Keep every line where the word "values" appears; drop the rest.
::::
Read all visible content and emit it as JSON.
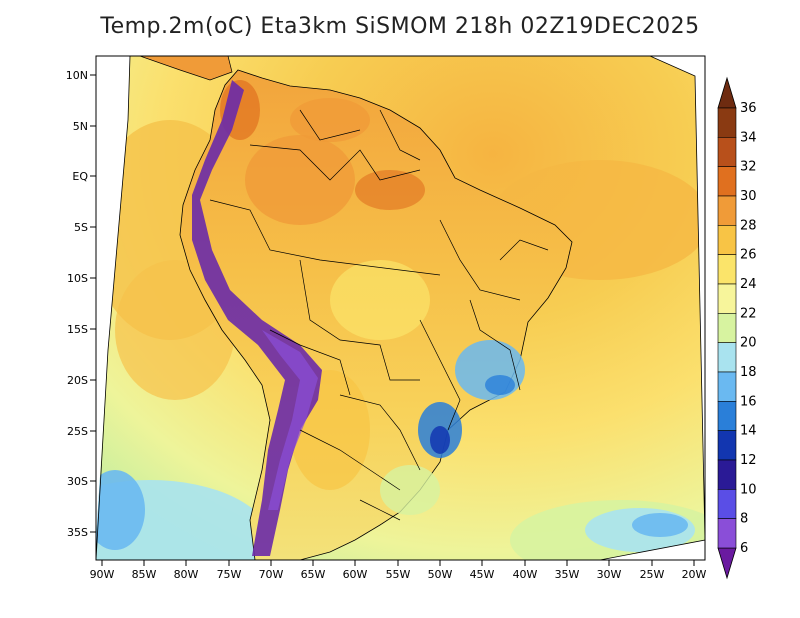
{
  "title": "Temp.2m(oC) Eta3km SiSMOM 218h 02Z19DEC2025",
  "lat_labels": [
    "10N",
    "5N",
    "EQ",
    "5S",
    "10S",
    "15S",
    "20S",
    "25S",
    "30S",
    "35S"
  ],
  "lon_labels": [
    "90W",
    "85W",
    "80W",
    "75W",
    "70W",
    "65W",
    "60W",
    "55W",
    "50W",
    "45W",
    "40W",
    "35W",
    "30W",
    "25W",
    "20W"
  ],
  "colorbar": {
    "labels": [
      "36",
      "34",
      "32",
      "30",
      "28",
      "26",
      "24",
      "22",
      "20",
      "18",
      "16",
      "14",
      "12",
      "10",
      "8",
      "6"
    ],
    "colors": [
      "#6e2b10",
      "#8a3a12",
      "#b8501b",
      "#e0701f",
      "#f09b38",
      "#f8c445",
      "#fbe46a",
      "#f7f59b",
      "#d7f3a0",
      "#a9e3ef",
      "#6ab9f1",
      "#2a7fd9",
      "#1236b0",
      "#2a1a96",
      "#5a4ee6",
      "#8a4ed8",
      "#6a1aa0"
    ]
  },
  "colors": {
    "ocean_warm": "#f6c24a",
    "ocean_mid": "#fbe06e",
    "ocean_cool": "#eef49a",
    "ocean_cold": "#a9e3ef",
    "land_hot": "#f0a03a",
    "land_warm": "#f5b844",
    "andes_cold": "#6a2aa8",
    "highlands": "#4f8de0"
  }
}
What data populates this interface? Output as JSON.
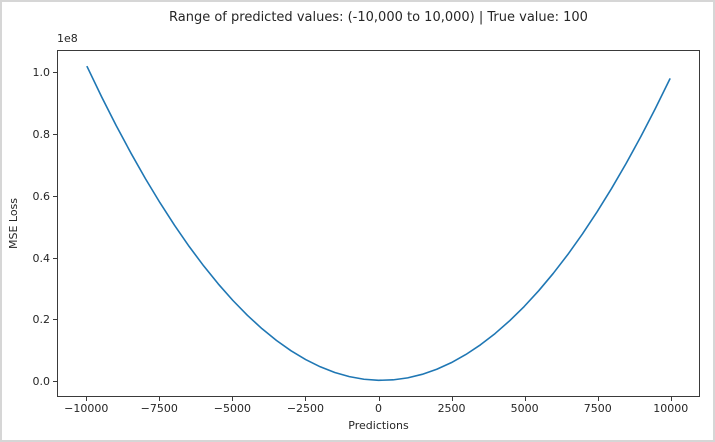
{
  "figure": {
    "background": "#ffffff",
    "edge_border_color": "#d6d6d6"
  },
  "chart_data": {
    "type": "line",
    "title": "Range of predicted values: (-10,000 to 10,000) | True value: 100",
    "xlabel": "Predictions",
    "ylabel": "MSE Loss",
    "y_offset_label": "1e8",
    "true_value": 100,
    "grid": false,
    "legend": null,
    "line_color": "#1f77b4",
    "axis_color": "#3a3a3a",
    "text_color": "#262626",
    "xlim": [
      -11000,
      11000
    ],
    "ylim": [
      -5090000,
      107110000
    ],
    "xticks": [
      -10000,
      -7500,
      -5000,
      -2500,
      0,
      2500,
      5000,
      7500,
      10000
    ],
    "xtick_labels": [
      "−10000",
      "−7500",
      "−5000",
      "−2500",
      "0",
      "2500",
      "5000",
      "7500",
      "10000"
    ],
    "yticks": [
      0,
      20000000,
      40000000,
      60000000,
      80000000,
      100000000
    ],
    "ytick_labels": [
      "0.0",
      "0.2",
      "0.4",
      "0.6",
      "0.8",
      "1.0"
    ],
    "series": [
      {
        "name": "MSE Loss",
        "x": [
          -10000,
          -9500,
          -9000,
          -8500,
          -8000,
          -7500,
          -7000,
          -6500,
          -6000,
          -5500,
          -5000,
          -4500,
          -4000,
          -3500,
          -3000,
          -2500,
          -2000,
          -1500,
          -1000,
          -500,
          0,
          500,
          1000,
          1500,
          2000,
          2500,
          3000,
          3500,
          4000,
          4500,
          5000,
          5500,
          6000,
          6500,
          7000,
          7500,
          8000,
          8500,
          9000,
          9500,
          10000
        ],
        "y": [
          102010000,
          92160000,
          82810000,
          73960000,
          65610000,
          57760000,
          50410000,
          43560000,
          37210000,
          31360000,
          26010000,
          21160000,
          16810000,
          12960000,
          9610000,
          6760000,
          4410000,
          2560000,
          1210000,
          360000,
          10000,
          160000,
          810000,
          1960000,
          3610000,
          5760000,
          8410000,
          11560000,
          15210000,
          19360000,
          24010000,
          29160000,
          34810000,
          40960000,
          47610000,
          54760000,
          62410000,
          70560000,
          79210000,
          88360000,
          98010000
        ]
      }
    ]
  }
}
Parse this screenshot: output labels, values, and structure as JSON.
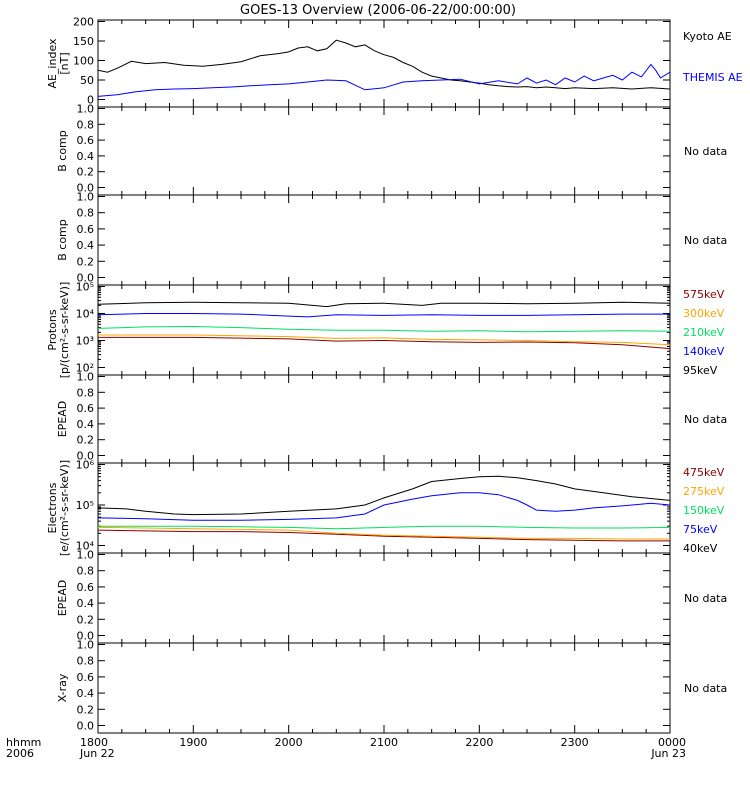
{
  "chart_data": {
    "title": "GOES-13 Overview (2006-06-22/00:00:00)",
    "type": "line",
    "x_axis": {
      "units": "hhmm",
      "year": "2006",
      "range": [
        "2006-06-22T18:00",
        "2006-06-23T00:00"
      ],
      "ticks": [
        {
          "t": 18,
          "label": "1800",
          "sub": "Jun 22"
        },
        {
          "t": 19,
          "label": "1900",
          "sub": ""
        },
        {
          "t": 20,
          "label": "2000",
          "sub": ""
        },
        {
          "t": 21,
          "label": "2100",
          "sub": ""
        },
        {
          "t": 22,
          "label": "2200",
          "sub": ""
        },
        {
          "t": 23,
          "label": "2300",
          "sub": ""
        },
        {
          "t": 24,
          "label": "0000",
          "sub": "Jun 23"
        }
      ]
    },
    "panels": [
      {
        "ylabel": [
          "AE_index",
          "[nT]"
        ],
        "scale": "linear",
        "ylim": [
          0,
          200
        ],
        "yticks": [
          0,
          50,
          100,
          150,
          200
        ],
        "nodata": "",
        "series": [
          {
            "name": "Kyoto AE",
            "color": "#000000",
            "x": [
              18.0,
              18.1,
              18.2,
              18.35,
              18.5,
              18.7,
              18.9,
              19.1,
              19.3,
              19.5,
              19.7,
              19.9,
              20.0,
              20.1,
              20.2,
              20.3,
              20.4,
              20.5,
              20.6,
              20.7,
              20.8,
              20.9,
              21.0,
              21.1,
              21.2,
              21.3,
              21.4,
              21.5,
              21.6,
              21.7,
              21.8,
              21.9,
              22.0,
              22.1,
              22.2,
              22.3,
              22.4,
              22.5,
              22.6,
              22.7,
              22.8,
              22.9,
              23.0,
              23.2,
              23.4,
              23.6,
              23.8,
              24.0
            ],
            "y": [
              75,
              70,
              80,
              98,
              92,
              95,
              88,
              85,
              90,
              97,
              112,
              118,
              122,
              132,
              135,
              125,
              130,
              152,
              145,
              135,
              140,
              125,
              115,
              108,
              95,
              85,
              70,
              60,
              55,
              50,
              48,
              45,
              42,
              38,
              35,
              33,
              32,
              33,
              30,
              32,
              30,
              28,
              30,
              28,
              30,
              27,
              30,
              27
            ]
          },
          {
            "name": "THEMIS AE",
            "color": "#0000ff",
            "x": [
              18.0,
              18.2,
              18.4,
              18.6,
              18.8,
              19.0,
              19.2,
              19.4,
              19.6,
              19.8,
              20.0,
              20.2,
              20.4,
              20.6,
              20.8,
              21.0,
              21.2,
              21.4,
              21.6,
              21.8,
              22.0,
              22.2,
              22.4,
              22.5,
              22.6,
              22.7,
              22.8,
              22.9,
              23.0,
              23.1,
              23.2,
              23.3,
              23.4,
              23.5,
              23.6,
              23.7,
              23.8,
              23.85,
              23.9,
              24.0
            ],
            "y": [
              8,
              12,
              20,
              25,
              27,
              28,
              30,
              32,
              35,
              38,
              40,
              45,
              50,
              48,
              25,
              30,
              45,
              48,
              50,
              52,
              40,
              48,
              40,
              55,
              42,
              50,
              38,
              55,
              45,
              60,
              48,
              55,
              62,
              50,
              70,
              58,
              90,
              75,
              55,
              70
            ]
          }
        ]
      },
      {
        "ylabel": [
          "B comp"
        ],
        "scale": "linear",
        "ylim": [
          0,
          1
        ],
        "yticks": [
          0.0,
          0.2,
          0.4,
          0.6,
          0.8,
          1.0
        ],
        "nodata": "No data",
        "series": []
      },
      {
        "ylabel": [
          "B comp"
        ],
        "scale": "linear",
        "ylim": [
          0,
          1
        ],
        "yticks": [
          0.0,
          0.2,
          0.4,
          0.6,
          0.8,
          1.0
        ],
        "nodata": "No data",
        "series": []
      },
      {
        "ylabel": [
          "Protons",
          "[p/(cm²-s-sr-keV)]"
        ],
        "scale": "log",
        "ylim": [
          100,
          100000
        ],
        "ytick_exp": [
          2,
          3,
          4,
          5
        ],
        "nodata": "",
        "series": [
          {
            "name": "575keV",
            "color": "#8b0000",
            "x": [
              18.0,
              19.0,
              20.0,
              20.5,
              21.0,
              21.5,
              22.0,
              22.5,
              23.0,
              23.5,
              24.0
            ],
            "y": [
              1300,
              1300,
              1150,
              950,
              1000,
              900,
              850,
              880,
              820,
              700,
              500
            ]
          },
          {
            "name": "300keV",
            "color": "#ffa500",
            "x": [
              18.0,
              19.0,
              20.0,
              20.5,
              21.0,
              21.5,
              22.0,
              22.5,
              23.0,
              23.5,
              24.0
            ],
            "y": [
              1600,
              1600,
              1400,
              1200,
              1250,
              1100,
              1050,
              1000,
              900,
              850,
              700
            ]
          },
          {
            "name": "210keV",
            "color": "#00e060",
            "x": [
              18.0,
              18.5,
              19.0,
              19.5,
              20.0,
              20.5,
              21.0,
              21.5,
              22.0,
              22.5,
              23.0,
              23.5,
              24.0
            ],
            "y": [
              2800,
              3200,
              3300,
              3000,
              2600,
              2400,
              2400,
              2200,
              2300,
              2100,
              2200,
              2300,
              2200
            ]
          },
          {
            "name": "140keV",
            "color": "#0000ff",
            "x": [
              18.0,
              18.5,
              19.0,
              19.5,
              20.0,
              20.2,
              20.5,
              21.0,
              21.5,
              22.0,
              22.5,
              23.0,
              23.5,
              24.0
            ],
            "y": [
              9000,
              10000,
              10000,
              9500,
              8000,
              7500,
              9000,
              8500,
              9000,
              8500,
              8500,
              9000,
              9500,
              9500
            ]
          },
          {
            "name": "95keV",
            "color": "#000000",
            "x": [
              18.0,
              18.5,
              19.0,
              19.5,
              20.0,
              20.4,
              20.6,
              21.0,
              21.4,
              21.6,
              22.0,
              22.5,
              23.0,
              23.5,
              24.0
            ],
            "y": [
              22000,
              25000,
              26000,
              25000,
              24000,
              18000,
              23000,
              24000,
              20000,
              24000,
              24000,
              23000,
              24000,
              26000,
              24000
            ]
          }
        ]
      },
      {
        "ylabel": [
          "EPEAD"
        ],
        "scale": "linear",
        "ylim": [
          0,
          1
        ],
        "yticks": [
          0.0,
          0.2,
          0.4,
          0.6,
          0.8,
          1.0
        ],
        "nodata": "No data",
        "series": []
      },
      {
        "ylabel": [
          "Electrons",
          "[e/(cm²-s-sr-keV)]"
        ],
        "scale": "log",
        "ylim": [
          10000,
          1000000
        ],
        "ytick_exp": [
          4,
          5,
          6
        ],
        "nodata": "",
        "series": [
          {
            "name": "475keV",
            "color": "#8b0000",
            "x": [
              18.0,
              18.5,
              19.0,
              19.5,
              20.0,
              20.5,
              21.0,
              21.5,
              22.0,
              22.5,
              23.0,
              23.5,
              24.0
            ],
            "y": [
              24000,
              23000,
              22000,
              22000,
              21000,
              19000,
              17000,
              16000,
              15000,
              14000,
              13500,
              13000,
              13000
            ]
          },
          {
            "name": "275keV",
            "color": "#ffa500",
            "x": [
              18.0,
              18.5,
              19.0,
              19.5,
              20.0,
              20.5,
              21.0,
              21.5,
              22.0,
              22.5,
              23.0,
              23.5,
              24.0
            ],
            "y": [
              28000,
              27000,
              26000,
              25000,
              24000,
              20000,
              18000,
              17000,
              16000,
              15000,
              15000,
              14500,
              14500
            ]
          },
          {
            "name": "150keV",
            "color": "#00e060",
            "x": [
              18.0,
              18.5,
              19.0,
              19.5,
              20.0,
              20.5,
              21.0,
              21.5,
              22.0,
              22.5,
              23.0,
              23.5,
              24.0
            ],
            "y": [
              30000,
              30000,
              30000,
              29000,
              28000,
              26000,
              28000,
              30000,
              30000,
              28000,
              27000,
              27000,
              28000
            ]
          },
          {
            "name": "75keV",
            "color": "#0000ff",
            "x": [
              18.0,
              18.5,
              19.0,
              19.5,
              20.0,
              20.5,
              20.8,
              21.0,
              21.3,
              21.5,
              21.8,
              22.0,
              22.2,
              22.4,
              22.5,
              22.6,
              22.8,
              23.0,
              23.2,
              23.5,
              23.8,
              24.0
            ],
            "y": [
              48000,
              46000,
              42000,
              42000,
              44000,
              48000,
              60000,
              100000,
              140000,
              170000,
              200000,
              200000,
              180000,
              130000,
              100000,
              75000,
              70000,
              75000,
              85000,
              95000,
              110000,
              100000
            ]
          },
          {
            "name": "40keV",
            "color": "#000000",
            "x": [
              18.0,
              18.3,
              18.5,
              18.8,
              19.0,
              19.5,
              20.0,
              20.5,
              20.8,
              21.0,
              21.3,
              21.5,
              21.8,
              22.0,
              22.2,
              22.4,
              22.6,
              22.8,
              23.0,
              23.3,
              23.6,
              24.0
            ],
            "y": [
              85000,
              80000,
              70000,
              60000,
              58000,
              60000,
              70000,
              80000,
              100000,
              150000,
              250000,
              380000,
              450000,
              500000,
              510000,
              470000,
              400000,
              330000,
              250000,
              200000,
              160000,
              130000
            ]
          }
        ]
      },
      {
        "ylabel": [
          "EPEAD"
        ],
        "scale": "linear",
        "ylim": [
          0,
          1
        ],
        "yticks": [
          0.0,
          0.2,
          0.4,
          0.6,
          0.8,
          1.0
        ],
        "nodata": "No data",
        "series": []
      },
      {
        "ylabel": [
          "X-ray"
        ],
        "scale": "linear",
        "ylim": [
          0,
          1
        ],
        "yticks": [
          0.0,
          0.2,
          0.4,
          0.6,
          0.8,
          1.0
        ],
        "nodata": "No data",
        "series": []
      }
    ]
  }
}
::::
** Result of the task **
    "title": "Range of predicted values: (-10,000 to 10,000) | True value: 100",
Parse this screenshot: output labels, values, and structure as JSON.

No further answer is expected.